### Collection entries
┌──
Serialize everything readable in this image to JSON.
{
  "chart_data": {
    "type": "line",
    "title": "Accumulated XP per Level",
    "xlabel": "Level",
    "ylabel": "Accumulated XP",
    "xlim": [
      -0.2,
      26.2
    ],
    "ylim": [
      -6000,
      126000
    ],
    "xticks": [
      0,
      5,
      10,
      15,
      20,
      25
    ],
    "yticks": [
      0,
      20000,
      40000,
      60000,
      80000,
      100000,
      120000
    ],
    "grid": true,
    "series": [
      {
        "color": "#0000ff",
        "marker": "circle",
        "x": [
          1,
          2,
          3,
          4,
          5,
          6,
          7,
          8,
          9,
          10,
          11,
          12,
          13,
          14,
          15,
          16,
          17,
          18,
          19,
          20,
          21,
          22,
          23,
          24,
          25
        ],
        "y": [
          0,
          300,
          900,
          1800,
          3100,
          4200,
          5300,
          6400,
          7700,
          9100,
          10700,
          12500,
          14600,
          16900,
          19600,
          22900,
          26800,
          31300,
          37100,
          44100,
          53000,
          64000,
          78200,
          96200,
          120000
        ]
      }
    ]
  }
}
└──
### Task directions
Go through the listing above and locate each line that holds the word "Accumulated". Copy those lines.

### Exercise response
    "title": "Accumulated XP per Level",
    "ylabel": "Accumulated XP",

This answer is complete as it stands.